• _Material_
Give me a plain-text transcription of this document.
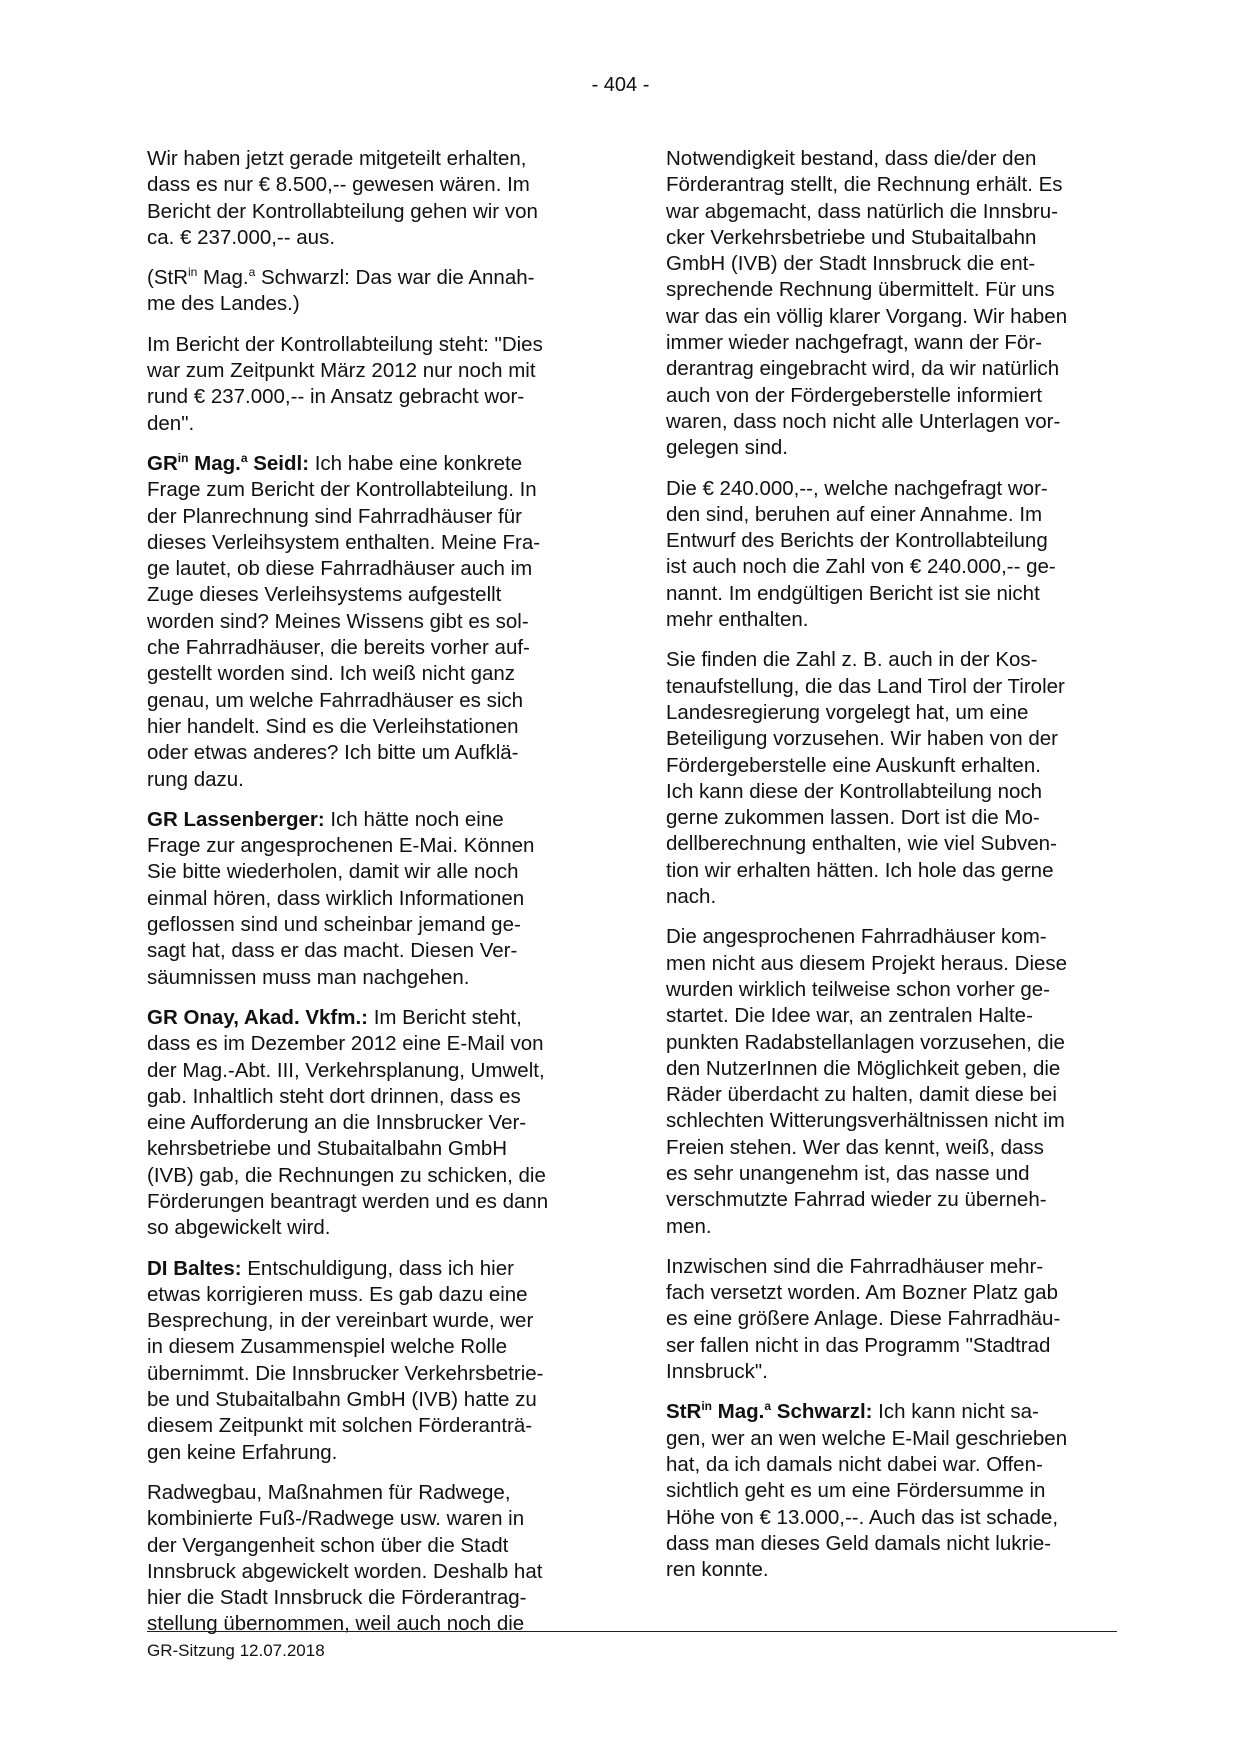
- 404 -

Wir haben jetzt gerade mitgeteilt erhalten,
dass es nur € 8.500,-- gewesen wären. Im
Bericht der Kontrollabteilung gehen wir von
ca. € 237.000,-- aus.

(StR$^{in}$ Mag.$^a$ Schwarzl: Das war die Annah-
me des Landes.)

Im Bericht der Kontrollabteilung steht: "Dies
war zum Zeitpunkt März 2012 nur noch mit
rund € 237.000,-- in Ansatz gebracht wor-
den".

$GR^{in}$ Mag.$^a$ Seidl: Ich habe eine konkrete
Frage zum Bericht der Kontrollabteilung. In
der Planrechnung sind Fahrradhäuser für
dieses Verleihsystem enthalten. Meine Fra-
ge lautet, ob diese Fahrradhäuser auch im
Zuge dieses Verleihsystems aufgestellt
worden sind? Meines Wissens gibt es sol-
che Fahrradhäuser, die bereits vorher auf-
gestellt worden sind. Ich weiß nicht ganz
genau, um welche Fahrradhäuser es sich
hier handelt. Sind es die Verleihstationen
oder etwas anderes? Ich bitte um Aufklä-
rung dazu.

GR Lassenberger: Ich hätte noch eine
Frage zur angesprochenen E-Mai. Können
Sie bitte wiederholen, damit wir alle noch
einmal hören, dass wirklich Informationen
geflossen sind und scheinbar jemand ge-
sagt hat, dass er das macht. Diesen Ver-
säumnissen muss man nachgehen.

GR Onay, Akad. Vkfm.: Im Bericht steht,
dass es im Dezember 2012 eine E-Mail von
der Mag.-Abt. III, Verkehrsplanung, Umwelt,
gab. Inhaltlich steht dort drinnen, dass es
eine Aufforderung an die Innsbrucker Ver-
kehrsbetriebe und Stubaitalbahn GmbH
(IVB) gab, die Rechnungen zu schicken, die
Förderungen beantragt werden und es dann
so abgewickelt wird.

DI Baltes: Entschuldigung, dass ich hier
etwas korrigieren muss. Es gab dazu eine
Besprechung, in der vereinbart wurde, wer
in diesem Zusammenspiel welche Rolle
übernimmt. Die Innsbrucker Verkehrsbetrie-
be und Stubaitalbahn GmbH (IVB) hatte zu
diesem Zeitpunkt mit solchen Förderanträ-
gen keine Erfahrung.

Radwegbau, Maßnahmen für Radwege,
kombinierte Fuß-/Radwege usw. waren in
der Vergangenheit schon über die Stadt
Innsbruck abgewickelt worden. Deshalb hat
hier die Stadt Innsbruck die Förderantrag-
stellung übernommen, weil auch noch die

Notwendigkeit bestand, dass die/der den
Förderantrag stellt, die Rechnung erhält. Es
war abgemacht, dass natürlich die Innsbru-
cker Verkehrsbetriebe und Stubaitalbahn
GmbH (IVB) der Stadt Innsbruck die ent-
sprechende Rechnung übermittelt. Für uns
war das ein völlig klarer Vorgang. Wir haben
immer wieder nachgefragt, wann der För-
derantrag eingebracht wird, da wir natürlich
auch von der Fördergeberstelle informiert
waren, dass noch nicht alle Unterlagen vor-
gelegen sind.

Die € 240.000,--, welche nachgefragt wor-
den sind, beruhen auf einer Annahme. Im
Entwurf des Berichts der Kontrollabteilung
ist auch noch die Zahl von € 240.000,-- ge-
nannt. Im endgültigen Bericht ist sie nicht
mehr enthalten.

Sie finden die Zahl z. B. auch in der Kos-
tenaufstellung, die das Land Tirol der Tiroler
Landesregierung vorgelegt hat, um eine
Beteiligung vorzusehen. Wir haben von der
Fördergeberstelle eine Auskunft erhalten.
Ich kann diese der Kontrollabteilung noch
gerne zukommen lassen. Dort ist die Mo-
dellberechnung enthalten, wie viel Subven-
tion wir erhalten hätten. Ich hole das gerne
nach.

Die angesprochenen Fahrradhäuser kom-
men nicht aus diesem Projekt heraus. Diese
wurden wirklich teilweise schon vorher ge-
startet. Die Idee war, an zentralen Halte-
punkten Radabstellanlagen vorzusehen, die
den NutzerInnen die Möglichkeit geben, die
Räder überdacht zu halten, damit diese bei
schlechten Witterungsverhältnissen nicht im
Freien stehen. Wer das kennt, weiß, dass
es sehr unangenehm ist, das nasse und
verschmutzte Fahrrad wieder zu überneh-
men.

Inzwischen sind die Fahrradhäuser mehr-
fach versetzt worden. Am Bozner Platz gab
es eine größere Anlage. Diese Fahrradhäu-
ser fallen nicht in das Programm "Stadtrad
Innsbruck".

StR$^{in}$ Mag.$^a$ Schwarzl: Ich kann nicht sa-
gen, wer an wen welche E-Mail geschrieben
hat, da ich damals nicht dabei war. Offen-
sichtlich geht es um eine Fördersumme in
Höhe von € 13.000,--. Auch das ist schade,
dass man dieses Geld damals nicht lukrie-
ren konnte.

GR-Sitzung 12.07.2018
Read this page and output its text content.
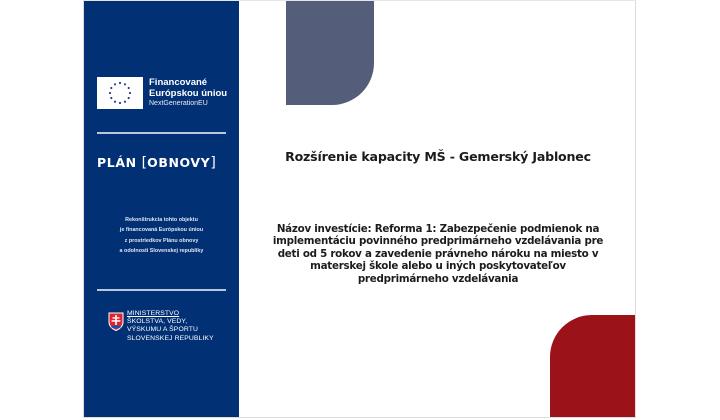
Financované
Európskou úniou
NextGenerationEU
PLÁN [OBNOVY]
Rekonštrukcia tohto objektu
je financovaná Európskou úniou
z prostriedkov Plánu obnovy
a odolnosti Slovenskej republiky
MINISTERSTVO
ŠKOLSTVA, VEDY,
VÝSKUMU A ŠPORTU
SLOVENSKEJ REPUBLIKY
Rozšírenie kapacity MŠ - Gemerský Jablonec
Názov investície: Reforma 1: Zabezpečenie podmienok na
implementáciu povinného predprimárneho vzdelávania pre
deti od 5 rokov a zavedenie právneho nároku na miesto v
materskej škole alebo u iných poskytovateľov
predprimárneho vzdelávania
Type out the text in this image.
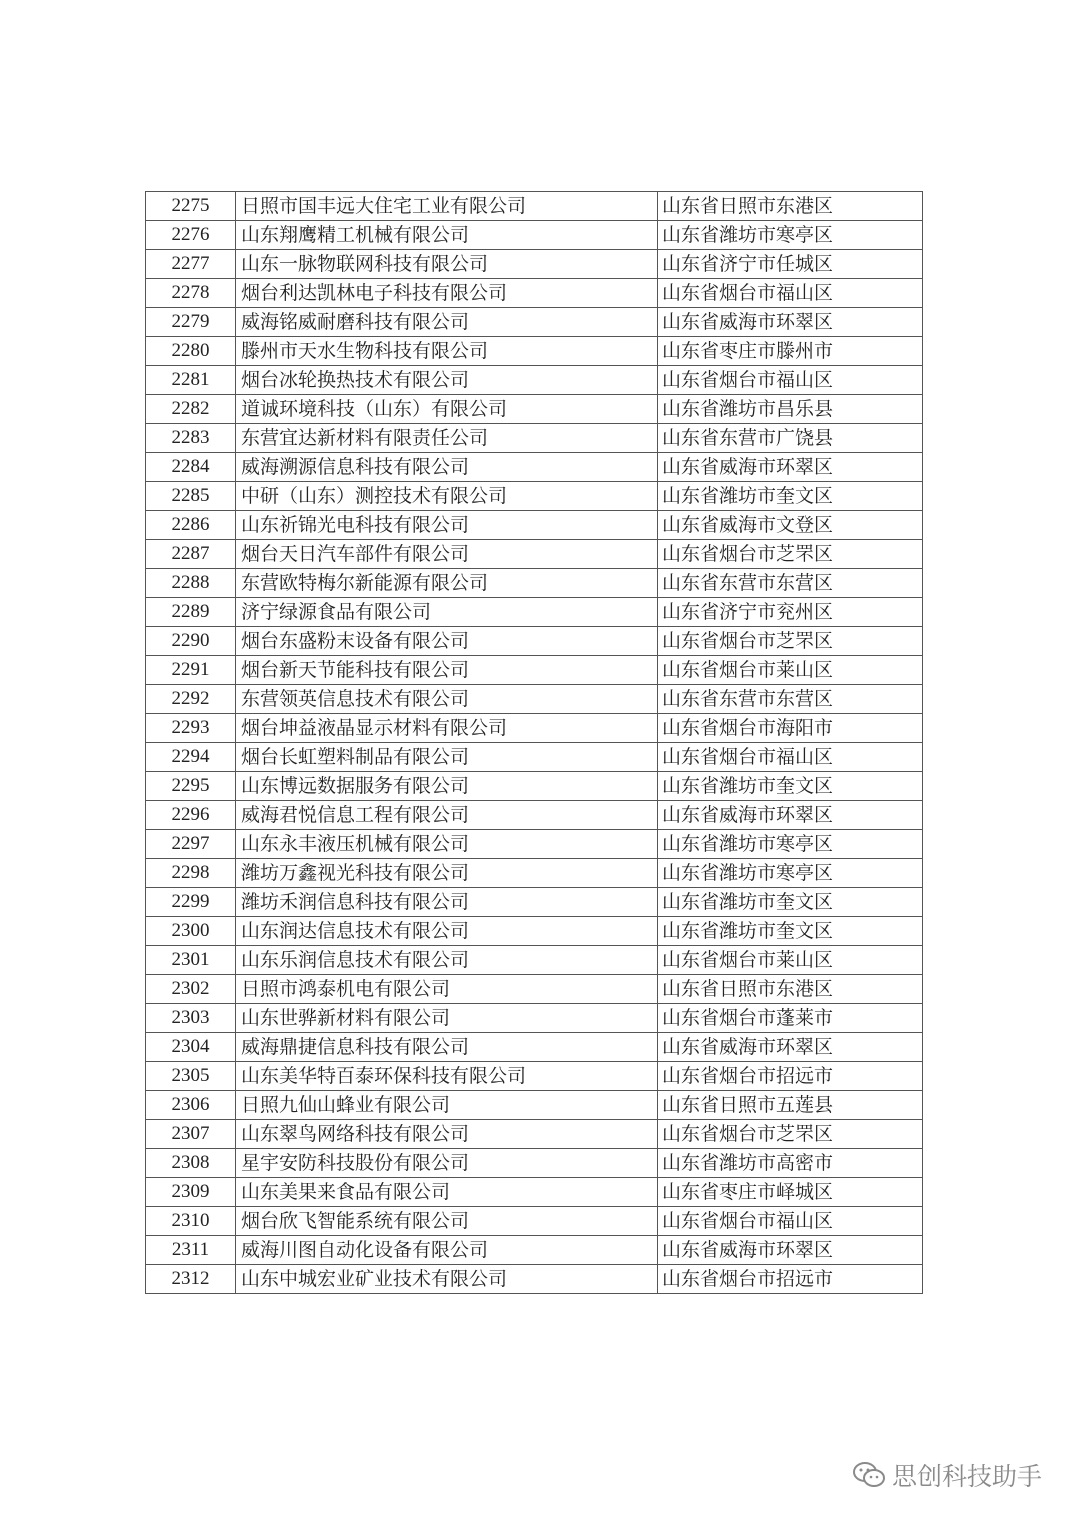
2275	日照市国丰远大住宅工业有限公司	山东省日照市东港区
2276	山东翔鹰精工机械有限公司	山东省潍坊市寒亭区
2277	山东一脉物联网科技有限公司	山东省济宁市任城区
2278	烟台利达凯林电子科技有限公司	山东省烟台市福山区
2279	威海铭威耐磨科技有限公司	山东省威海市环翠区
2280	滕州市天水生物科技有限公司	山东省枣庄市滕州市
2281	烟台冰轮换热技术有限公司	山东省烟台市福山区
2282	道诚环境科技（山东）有限公司	山东省潍坊市昌乐县
2283	东营宜达新材料有限责任公司	山东省东营市广饶县
2284	威海溯源信息科技有限公司	山东省威海市环翠区
2285	中研（山东）测控技术有限公司	山东省潍坊市奎文区
2286	山东祈锦光电科技有限公司	山东省威海市文登区
2287	烟台天日汽车部件有限公司	山东省烟台市芝罘区
2288	东营欧特梅尔新能源有限公司	山东省东营市东营区
2289	济宁绿源食品有限公司	山东省济宁市兖州区
2290	烟台东盛粉末设备有限公司	山东省烟台市芝罘区
2291	烟台新天节能科技有限公司	山东省烟台市莱山区
2292	东营领英信息技术有限公司	山东省东营市东营区
2293	烟台坤益液晶显示材料有限公司	山东省烟台市海阳市
2294	烟台长虹塑料制品有限公司	山东省烟台市福山区
2295	山东博远数据服务有限公司	山东省潍坊市奎文区
2296	威海君悦信息工程有限公司	山东省威海市环翠区
2297	山东永丰液压机械有限公司	山东省潍坊市寒亭区
2298	潍坊万鑫视光科技有限公司	山东省潍坊市寒亭区
2299	潍坊禾润信息科技有限公司	山东省潍坊市奎文区
2300	山东润达信息技术有限公司	山东省潍坊市奎文区
2301	山东乐润信息技术有限公司	山东省烟台市莱山区
2302	日照市鸿泰机电有限公司	山东省日照市东港区
2303	山东世骅新材料有限公司	山东省烟台市蓬莱市
2304	威海鼎捷信息科技有限公司	山东省威海市环翠区
2305	山东美华特百泰环保科技有限公司	山东省烟台市招远市
2306	日照九仙山蜂业有限公司	山东省日照市五莲县
2307	山东翠鸟网络科技有限公司	山东省烟台市芝罘区
2308	星宇安防科技股份有限公司	山东省潍坊市高密市
2309	山东美果来食品有限公司	山东省枣庄市峄城区
2310	烟台欣飞智能系统有限公司	山东省烟台市福山区
2311	威海川图自动化设备有限公司	山东省威海市环翠区
2312	山东中城宏业矿业技术有限公司	山东省烟台市招远市
思创科技助手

• _Problem statement_
Select every line of the material above holding the word "steht" and copy it.

• _Exercise response_
Im Bericht der Kontrollabteilung steht: "Dies
GR Onay, Akad. Vkfm.: Im Bericht steht,
gab. Inhaltlich steht dort drinnen, dass es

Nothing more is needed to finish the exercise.